◆ Passage given
# Chapter 8 - Text files

Plain text files (.txt) contains lines of text consisting of only characters and the newline character `\n`. 

## Opening text files:

Text files are opened using the built-in `open` function. The open function requires the file name and the "mode" to open the file in.

Below we open files in `read` mode.

However, we must remember to add the file extension to the file name.

In [None]:
input_file = open('myfile', 'r')

In [None]:
input_file = open('myfile.txt', 'r')

More often, the file name is stored in a separate variable:

In [None]:
file_name = 'myfile.txt'
input_file = open(file_name, 'r')

If you get weird characters, like `ï»¿`, then you have to specify an encoding:

In [None]:
file_name = 'myfile.txt'
input_file = open(file_name, 'r', encoding='utf-8-sig')

If the text file is not in the working directory (i.e. the same folder as the program resides in), the path to the file must be specified.

When you specify a path, use the forward slash `/` and not the backward slash `\` as the backward slash is used with several special characters like `\n`.

In [None]:
file_name = 'subfolder1/myfile.txt' # (this subfolder is specific to my computer)
input_file = open(file_name, 'r')

In [None]:
path = 'subfolder1/'
file_name = 'myfile.txt'
input_file = open(path + file_name, 'r')

◆ Given entries
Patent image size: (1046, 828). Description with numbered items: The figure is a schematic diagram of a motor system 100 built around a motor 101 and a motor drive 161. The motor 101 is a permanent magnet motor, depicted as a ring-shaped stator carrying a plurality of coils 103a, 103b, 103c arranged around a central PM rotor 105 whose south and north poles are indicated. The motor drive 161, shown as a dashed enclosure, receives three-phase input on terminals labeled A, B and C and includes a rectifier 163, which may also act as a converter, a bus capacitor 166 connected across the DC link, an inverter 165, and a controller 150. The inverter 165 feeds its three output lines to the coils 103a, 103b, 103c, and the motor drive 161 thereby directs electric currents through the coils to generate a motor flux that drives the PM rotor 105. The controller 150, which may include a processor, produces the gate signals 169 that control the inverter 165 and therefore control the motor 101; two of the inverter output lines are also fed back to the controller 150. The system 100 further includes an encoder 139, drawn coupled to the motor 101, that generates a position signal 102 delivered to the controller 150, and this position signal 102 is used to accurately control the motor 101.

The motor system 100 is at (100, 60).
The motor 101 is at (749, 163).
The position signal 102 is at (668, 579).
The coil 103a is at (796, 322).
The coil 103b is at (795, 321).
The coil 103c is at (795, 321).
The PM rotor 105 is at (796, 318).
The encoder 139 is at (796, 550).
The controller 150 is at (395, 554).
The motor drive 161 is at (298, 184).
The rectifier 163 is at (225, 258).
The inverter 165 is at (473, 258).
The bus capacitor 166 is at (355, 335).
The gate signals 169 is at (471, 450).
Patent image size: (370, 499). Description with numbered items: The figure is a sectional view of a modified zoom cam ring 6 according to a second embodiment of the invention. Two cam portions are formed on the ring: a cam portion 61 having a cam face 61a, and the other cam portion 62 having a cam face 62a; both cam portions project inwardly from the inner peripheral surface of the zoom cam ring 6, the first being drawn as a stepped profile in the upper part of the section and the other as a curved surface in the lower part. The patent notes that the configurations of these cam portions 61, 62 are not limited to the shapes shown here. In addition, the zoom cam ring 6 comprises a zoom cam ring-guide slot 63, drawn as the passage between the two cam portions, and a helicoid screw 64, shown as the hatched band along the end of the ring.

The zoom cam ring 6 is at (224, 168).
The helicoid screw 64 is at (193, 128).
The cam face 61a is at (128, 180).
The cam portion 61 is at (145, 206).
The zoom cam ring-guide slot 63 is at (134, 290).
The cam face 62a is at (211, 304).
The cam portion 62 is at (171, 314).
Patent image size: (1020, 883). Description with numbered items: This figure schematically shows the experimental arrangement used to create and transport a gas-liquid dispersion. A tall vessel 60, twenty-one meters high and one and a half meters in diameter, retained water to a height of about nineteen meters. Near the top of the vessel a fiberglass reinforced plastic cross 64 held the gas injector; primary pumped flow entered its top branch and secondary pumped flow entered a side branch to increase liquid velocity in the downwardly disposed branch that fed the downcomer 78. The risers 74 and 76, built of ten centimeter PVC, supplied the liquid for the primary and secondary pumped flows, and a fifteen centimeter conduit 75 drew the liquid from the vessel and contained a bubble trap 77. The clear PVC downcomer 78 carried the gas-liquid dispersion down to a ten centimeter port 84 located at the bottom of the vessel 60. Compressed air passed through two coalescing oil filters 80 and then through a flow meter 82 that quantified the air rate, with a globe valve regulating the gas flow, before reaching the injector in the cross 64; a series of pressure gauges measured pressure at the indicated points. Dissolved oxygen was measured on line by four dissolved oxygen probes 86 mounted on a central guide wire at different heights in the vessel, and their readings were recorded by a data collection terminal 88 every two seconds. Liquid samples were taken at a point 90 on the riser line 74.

◆ Set task 1
In the chapter on text files, why should a file path use the forward slash instead of the backward slash?
◆ Set task 2
Extend the chapter on text files from the point where it stops.
Leave the records out of this work entirely.

◆ Exercise output 1
The backward slash is used with several special characters, like `\n`.

◆ Exercise output 2
Even if the file is in a different directory than the program, the file can still be read by specifying the **full path** to the file.

In [None]:
path = 'C:/Users/erik_/PROG1000 Jupyter/lecture14 - text files open, read, write/subfolder1/' # (the path is specific to my computer)
file_name = 'myfile.txt'
input_file = open(path + file_name, 'r')

Ps: Notice that opening the file does not actually show you its content.

In [None]:
print(input_file)

It is good programming practice to always close files when you are done with them using the `close` function.

In [None]:
input_file.close()

We can also open files in `write` mode. Below we create an empty file in the working directory.

In [None]:
# remember file extension
output_file = open('output_file.txt', 'w')

In [None]:
output_file.close()                  # remember to close file when done

Now that we have learned how to open files and close them, let us move on to reading the content.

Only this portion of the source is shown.